PROBLEM STATEMENT: Every record should be repeated exactly, except that pictures are left out.
* start RECORDS TO PROCESS *
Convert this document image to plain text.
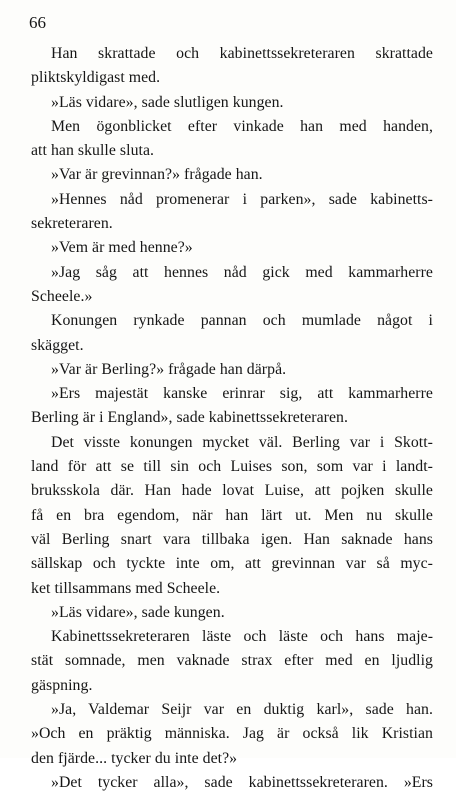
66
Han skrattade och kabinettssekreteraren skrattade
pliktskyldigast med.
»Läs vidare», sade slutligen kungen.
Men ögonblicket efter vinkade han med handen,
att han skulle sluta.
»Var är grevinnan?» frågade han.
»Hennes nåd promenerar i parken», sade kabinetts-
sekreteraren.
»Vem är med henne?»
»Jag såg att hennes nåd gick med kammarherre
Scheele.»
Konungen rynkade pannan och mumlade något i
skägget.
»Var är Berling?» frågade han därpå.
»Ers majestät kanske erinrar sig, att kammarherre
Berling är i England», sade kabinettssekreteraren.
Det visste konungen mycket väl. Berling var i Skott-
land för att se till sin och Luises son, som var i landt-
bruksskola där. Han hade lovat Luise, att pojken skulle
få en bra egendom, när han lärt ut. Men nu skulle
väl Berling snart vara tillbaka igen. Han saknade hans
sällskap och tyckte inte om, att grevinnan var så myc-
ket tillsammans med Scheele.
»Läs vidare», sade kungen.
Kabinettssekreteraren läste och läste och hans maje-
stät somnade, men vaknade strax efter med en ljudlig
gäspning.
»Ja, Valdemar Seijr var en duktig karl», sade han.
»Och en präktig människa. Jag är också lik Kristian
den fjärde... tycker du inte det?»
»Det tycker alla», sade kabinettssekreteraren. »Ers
* end RECORDS TO PROCESS *
EXERCISE RESPONSE:
Convert this document image to plain text.
66
Han skrattade och kabinettssekreteraren skrattade
pliktskyldigast med.
»Läs vidare», sade slutligen kungen.
Men ögonblicket efter vinkade han med handen,
att han skulle sluta.
»Var är grevinnan?» frågade han.
»Hennes nåd promenerar i parken», sade kabinetts-
sekreteraren.
»Vem är med henne?»
»Jag såg att hennes nåd gick med kammarherre
Scheele.»
Konungen rynkade pannan och mumlade något i
skägget.
»Var är Berling?» frågade han därpå.
»Ers majestät kanske erinrar sig, att kammarherre
Berling är i England», sade kabinettssekreteraren.
Det visste konungen mycket väl. Berling var i Skott-
land för att se till sin och Luises son, som var i landt-
bruksskola där. Han hade lovat Luise, att pojken skulle
få en bra egendom, när han lärt ut. Men nu skulle
väl Berling snart vara tillbaka igen. Han saknade hans
sällskap och tyckte inte om, att grevinnan var så myc-
ket tillsammans med Scheele.
»Läs vidare», sade kungen.
Kabinettssekreteraren läste och läste och hans maje-
stät somnade, men vaknade strax efter med en ljudlig
gäspning.
»Ja, Valdemar Seijr var en duktig karl», sade han.
»Och en präktig människa. Jag är också lik Kristian
den fjärde... tycker du inte det?»
»Det tycker alla», sade kabinettssekreteraren. »Ers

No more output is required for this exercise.